→ **DO THIS**
Copy all the entries word for word, but omit the pictures.

[Excerpts from a figure dataset]
[BEGIN]
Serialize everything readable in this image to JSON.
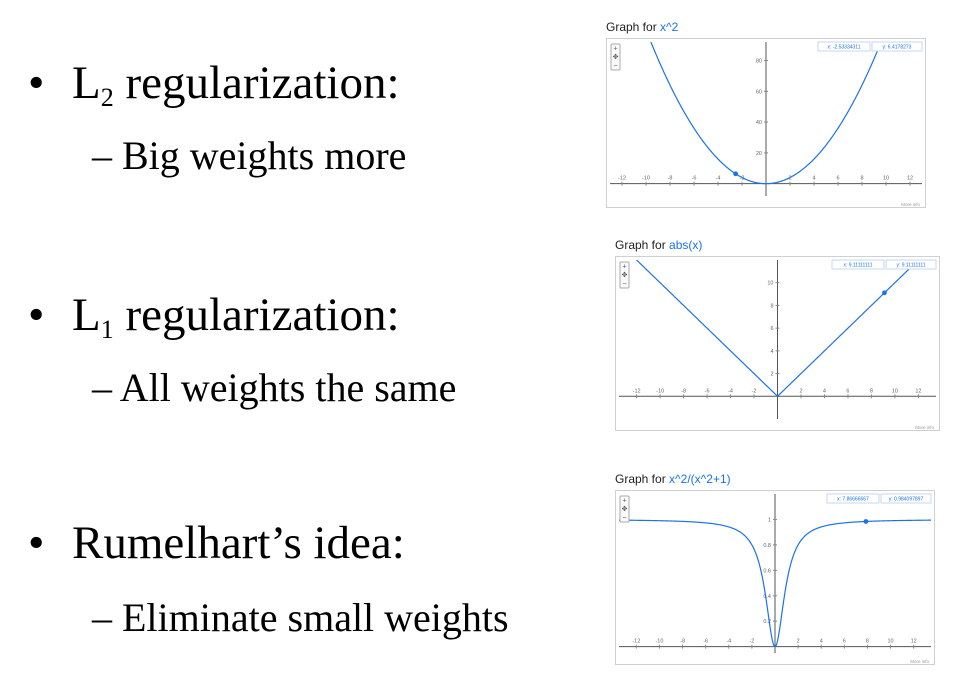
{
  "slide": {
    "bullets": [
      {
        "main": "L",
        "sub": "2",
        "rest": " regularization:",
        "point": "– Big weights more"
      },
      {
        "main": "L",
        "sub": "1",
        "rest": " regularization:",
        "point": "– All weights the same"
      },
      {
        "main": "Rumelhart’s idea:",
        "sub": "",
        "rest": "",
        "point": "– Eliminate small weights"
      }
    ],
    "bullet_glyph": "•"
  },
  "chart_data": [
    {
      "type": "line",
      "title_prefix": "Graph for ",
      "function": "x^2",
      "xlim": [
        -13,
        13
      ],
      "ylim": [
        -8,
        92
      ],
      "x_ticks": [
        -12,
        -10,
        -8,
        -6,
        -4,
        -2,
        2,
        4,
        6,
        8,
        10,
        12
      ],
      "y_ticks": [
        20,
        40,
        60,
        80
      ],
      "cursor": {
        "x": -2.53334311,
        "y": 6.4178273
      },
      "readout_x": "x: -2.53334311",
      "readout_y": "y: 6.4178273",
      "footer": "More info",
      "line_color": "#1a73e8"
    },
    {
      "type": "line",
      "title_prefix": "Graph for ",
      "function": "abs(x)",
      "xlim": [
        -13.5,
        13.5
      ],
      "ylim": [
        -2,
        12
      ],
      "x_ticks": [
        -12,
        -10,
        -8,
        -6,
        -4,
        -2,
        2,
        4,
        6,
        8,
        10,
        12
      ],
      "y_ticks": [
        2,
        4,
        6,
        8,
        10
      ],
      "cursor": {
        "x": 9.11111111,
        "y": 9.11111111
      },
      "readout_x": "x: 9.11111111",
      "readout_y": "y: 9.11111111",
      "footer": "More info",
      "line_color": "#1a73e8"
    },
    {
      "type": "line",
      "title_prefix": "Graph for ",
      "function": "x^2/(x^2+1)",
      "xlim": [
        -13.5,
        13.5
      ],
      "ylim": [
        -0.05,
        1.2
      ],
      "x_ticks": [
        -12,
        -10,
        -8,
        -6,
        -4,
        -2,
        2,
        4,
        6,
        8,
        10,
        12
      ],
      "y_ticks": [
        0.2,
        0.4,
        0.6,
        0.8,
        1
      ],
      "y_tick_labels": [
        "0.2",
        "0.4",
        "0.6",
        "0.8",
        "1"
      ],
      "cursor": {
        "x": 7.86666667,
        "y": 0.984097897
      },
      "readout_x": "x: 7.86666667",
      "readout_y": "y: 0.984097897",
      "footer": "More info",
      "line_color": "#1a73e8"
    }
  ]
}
[END]
→ **RESPONSE**
Serialize everything readable in this image to JSON.
{
  "slide": {
    "bullets": [
      {
        "main": "L",
        "sub": "2",
        "rest": " regularization:",
        "point": "– Big weights more"
      },
      {
        "main": "L",
        "sub": "1",
        "rest": " regularization:",
        "point": "– All weights the same"
      },
      {
        "main": "Rumelhart’s idea:",
        "sub": "",
        "rest": "",
        "point": "– Eliminate small weights"
      }
    ],
    "bullet_glyph": "•"
  },
  "chart_data": [
    {
      "type": "line",
      "title_prefix": "Graph for ",
      "function": "x^2",
      "xlim": [
        -13,
        13
      ],
      "ylim": [
        -8,
        92
      ],
      "x_ticks": [
        -12,
        -10,
        -8,
        -6,
        -4,
        -2,
        2,
        4,
        6,
        8,
        10,
        12
      ],
      "y_ticks": [
        20,
        40,
        60,
        80
      ],
      "cursor": {
        "x": -2.53334311,
        "y": 6.4178273
      },
      "readout_x": "x: -2.53334311",
      "readout_y": "y: 6.4178273",
      "footer": "More info",
      "line_color": "#1a73e8"
    },
    {
      "type": "line",
      "title_prefix": "Graph for ",
      "function": "abs(x)",
      "xlim": [
        -13.5,
        13.5
      ],
      "ylim": [
        -2,
        12
      ],
      "x_ticks": [
        -12,
        -10,
        -8,
        -6,
        -4,
        -2,
        2,
        4,
        6,
        8,
        10,
        12
      ],
      "y_ticks": [
        2,
        4,
        6,
        8,
        10
      ],
      "cursor": {
        "x": 9.11111111,
        "y": 9.11111111
      },
      "readout_x": "x: 9.11111111",
      "readout_y": "y: 9.11111111",
      "footer": "More info",
      "line_color": "#1a73e8"
    },
    {
      "type": "line",
      "title_prefix": "Graph for ",
      "function": "x^2/(x^2+1)",
      "xlim": [
        -13.5,
        13.5
      ],
      "ylim": [
        -0.05,
        1.2
      ],
      "x_ticks": [
        -12,
        -10,
        -8,
        -6,
        -4,
        -2,
        2,
        4,
        6,
        8,
        10,
        12
      ],
      "y_ticks": [
        0.2,
        0.4,
        0.6,
        0.8,
        1
      ],
      "y_tick_labels": [
        "0.2",
        "0.4",
        "0.6",
        "0.8",
        "1"
      ],
      "cursor": {
        "x": 7.86666667,
        "y": 0.984097897
      },
      "readout_x": "x: 7.86666667",
      "readout_y": "y: 0.984097897",
      "footer": "More info",
      "line_color": "#1a73e8"
    }
  ]
}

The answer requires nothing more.